Aim.
In the entries below, find every line holding the string "концептуального" and collect it.

Dataset entries.

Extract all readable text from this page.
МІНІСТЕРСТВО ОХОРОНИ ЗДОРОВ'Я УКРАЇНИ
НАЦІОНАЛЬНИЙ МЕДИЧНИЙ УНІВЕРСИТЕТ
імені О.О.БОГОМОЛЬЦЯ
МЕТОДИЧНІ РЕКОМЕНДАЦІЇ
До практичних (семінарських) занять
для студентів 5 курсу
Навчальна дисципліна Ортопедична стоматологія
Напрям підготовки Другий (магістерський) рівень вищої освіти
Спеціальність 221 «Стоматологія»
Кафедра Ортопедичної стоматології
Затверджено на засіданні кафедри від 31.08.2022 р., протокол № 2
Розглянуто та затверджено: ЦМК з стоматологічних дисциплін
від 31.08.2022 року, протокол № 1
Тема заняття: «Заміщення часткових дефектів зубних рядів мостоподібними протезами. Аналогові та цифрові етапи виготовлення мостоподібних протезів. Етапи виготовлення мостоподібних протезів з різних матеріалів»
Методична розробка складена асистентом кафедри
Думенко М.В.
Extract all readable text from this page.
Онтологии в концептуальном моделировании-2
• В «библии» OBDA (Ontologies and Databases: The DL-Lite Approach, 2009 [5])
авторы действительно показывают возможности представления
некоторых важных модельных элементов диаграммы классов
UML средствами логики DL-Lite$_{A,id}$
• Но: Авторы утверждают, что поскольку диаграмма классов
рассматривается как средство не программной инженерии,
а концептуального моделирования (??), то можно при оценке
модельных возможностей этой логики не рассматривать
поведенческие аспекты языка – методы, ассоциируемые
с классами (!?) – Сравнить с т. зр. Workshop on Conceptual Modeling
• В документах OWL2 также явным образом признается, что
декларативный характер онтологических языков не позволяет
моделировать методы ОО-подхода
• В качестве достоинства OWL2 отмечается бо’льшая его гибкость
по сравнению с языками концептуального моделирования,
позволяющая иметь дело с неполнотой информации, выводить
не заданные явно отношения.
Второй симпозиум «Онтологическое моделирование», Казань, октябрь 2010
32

* * *

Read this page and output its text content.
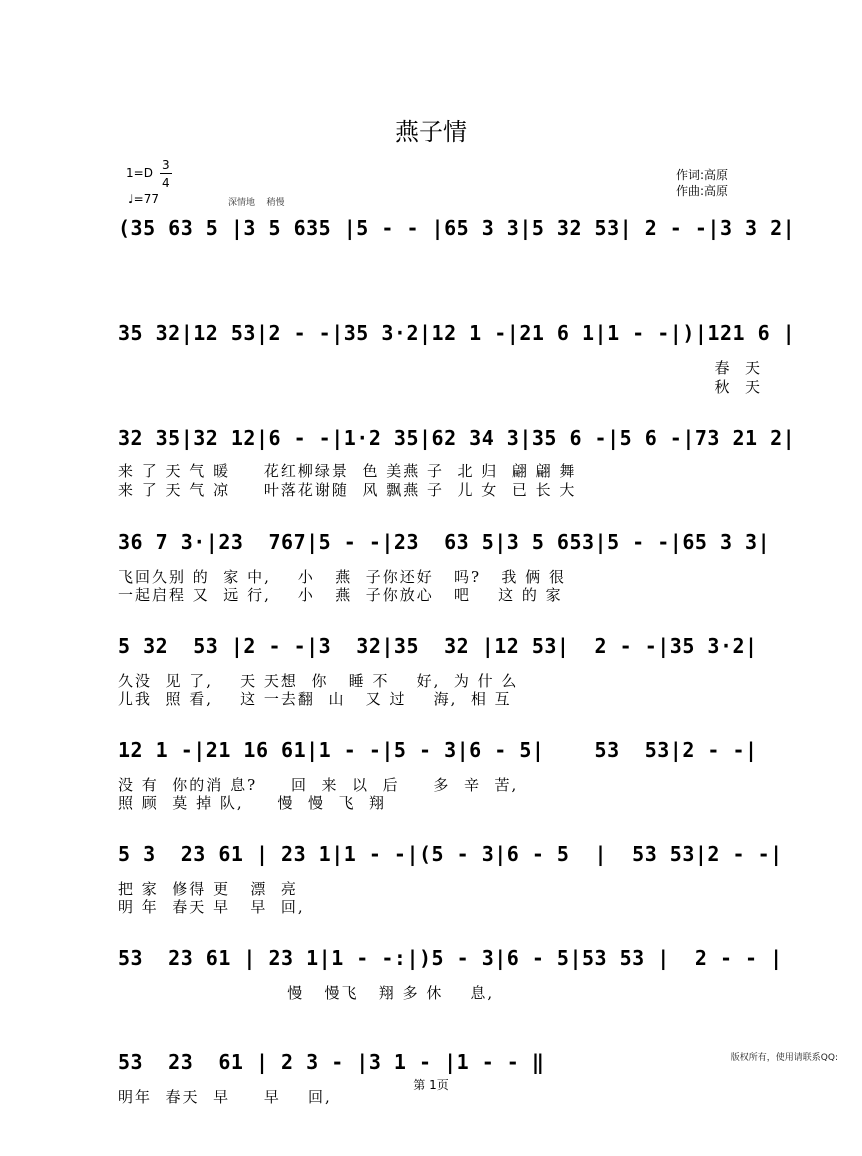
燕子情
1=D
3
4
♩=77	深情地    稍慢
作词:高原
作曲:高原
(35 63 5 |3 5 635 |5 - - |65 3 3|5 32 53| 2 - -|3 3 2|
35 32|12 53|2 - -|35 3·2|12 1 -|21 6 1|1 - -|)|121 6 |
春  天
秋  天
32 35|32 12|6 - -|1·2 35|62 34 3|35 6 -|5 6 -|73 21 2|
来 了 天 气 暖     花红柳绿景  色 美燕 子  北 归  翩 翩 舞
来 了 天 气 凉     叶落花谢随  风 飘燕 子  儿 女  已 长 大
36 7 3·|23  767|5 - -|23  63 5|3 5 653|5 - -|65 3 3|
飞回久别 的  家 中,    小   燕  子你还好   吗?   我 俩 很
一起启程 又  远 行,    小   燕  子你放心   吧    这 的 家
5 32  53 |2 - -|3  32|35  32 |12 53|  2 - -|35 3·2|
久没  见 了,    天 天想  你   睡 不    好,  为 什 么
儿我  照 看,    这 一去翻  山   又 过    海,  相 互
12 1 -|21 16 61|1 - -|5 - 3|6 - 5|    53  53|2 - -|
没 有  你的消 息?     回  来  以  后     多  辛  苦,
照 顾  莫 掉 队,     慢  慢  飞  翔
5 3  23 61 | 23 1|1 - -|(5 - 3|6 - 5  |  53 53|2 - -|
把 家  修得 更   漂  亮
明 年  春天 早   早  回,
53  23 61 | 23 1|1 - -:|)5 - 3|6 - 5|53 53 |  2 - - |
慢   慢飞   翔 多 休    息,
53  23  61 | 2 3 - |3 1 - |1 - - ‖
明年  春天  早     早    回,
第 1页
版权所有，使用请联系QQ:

Exercise output.
а концептуального моделирования (??), то можно при оценке
по сравнению с языками концептуального моделирования,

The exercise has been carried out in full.